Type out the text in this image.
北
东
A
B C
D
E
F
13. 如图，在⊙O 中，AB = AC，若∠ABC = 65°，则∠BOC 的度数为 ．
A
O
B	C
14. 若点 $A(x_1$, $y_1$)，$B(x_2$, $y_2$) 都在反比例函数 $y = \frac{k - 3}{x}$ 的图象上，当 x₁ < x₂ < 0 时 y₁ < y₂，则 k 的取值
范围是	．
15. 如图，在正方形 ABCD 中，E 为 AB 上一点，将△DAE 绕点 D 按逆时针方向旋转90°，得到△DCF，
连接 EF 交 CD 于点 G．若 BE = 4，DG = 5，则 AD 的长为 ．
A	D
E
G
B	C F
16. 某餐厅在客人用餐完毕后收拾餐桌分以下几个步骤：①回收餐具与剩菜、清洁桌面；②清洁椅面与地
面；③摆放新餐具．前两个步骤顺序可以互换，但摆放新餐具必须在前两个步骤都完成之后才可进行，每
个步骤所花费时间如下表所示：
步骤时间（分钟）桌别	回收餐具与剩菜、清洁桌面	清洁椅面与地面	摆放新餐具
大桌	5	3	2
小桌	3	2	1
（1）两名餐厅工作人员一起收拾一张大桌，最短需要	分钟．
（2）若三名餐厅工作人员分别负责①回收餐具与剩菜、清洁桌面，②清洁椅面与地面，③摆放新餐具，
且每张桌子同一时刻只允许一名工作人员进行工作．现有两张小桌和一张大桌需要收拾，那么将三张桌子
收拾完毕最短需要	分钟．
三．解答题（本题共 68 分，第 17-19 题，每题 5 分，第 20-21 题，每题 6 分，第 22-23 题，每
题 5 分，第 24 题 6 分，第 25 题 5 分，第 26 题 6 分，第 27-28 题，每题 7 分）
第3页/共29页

.....

▶ [GIVEN TASK] Go through the listing above and restate it word for word.

▶ [RESULT OF THIS TASK]
Type out the text in this image.
北
东
A
B C
D
E
F
13. 如图，在⊙O 中，AB = AC，若∠ABC = 65°，则∠BOC 的度数为 ．
A
O
B	C
14. 若点 $A(x_1$, $y_1$)，$B(x_2$, $y_2$) 都在反比例函数 $y = \frac{k - 3}{x}$ 的图象上，当 x₁ < x₂ < 0 时 y₁ < y₂，则 k 的取值
范围是	．
15. 如图，在正方形 ABCD 中，E 为 AB 上一点，将△DAE 绕点 D 按逆时针方向旋转90°，得到△DCF，
连接 EF 交 CD 于点 G．若 BE = 4，DG = 5，则 AD 的长为 ．
A	D
E
G
B	C F
16. 某餐厅在客人用餐完毕后收拾餐桌分以下几个步骤：①回收餐具与剩菜、清洁桌面；②清洁椅面与地
面；③摆放新餐具．前两个步骤顺序可以互换，但摆放新餐具必须在前两个步骤都完成之后才可进行，每
个步骤所花费时间如下表所示：
步骤时间（分钟）桌别	回收餐具与剩菜、清洁桌面	清洁椅面与地面	摆放新餐具
大桌	5	3	2
小桌	3	2	1
（1）两名餐厅工作人员一起收拾一张大桌，最短需要	分钟．
（2）若三名餐厅工作人员分别负责①回收餐具与剩菜、清洁桌面，②清洁椅面与地面，③摆放新餐具，
且每张桌子同一时刻只允许一名工作人员进行工作．现有两张小桌和一张大桌需要收拾，那么将三张桌子
收拾完毕最短需要	分钟．
三．解答题（本题共 68 分，第 17-19 题，每题 5 分，第 20-21 题，每题 6 分，第 22-23 题，每
题 5 分，第 24 题 6 分，第 25 题 5 分，第 26 题 6 分，第 27-28 题，每题 7 分）
第3页/共29页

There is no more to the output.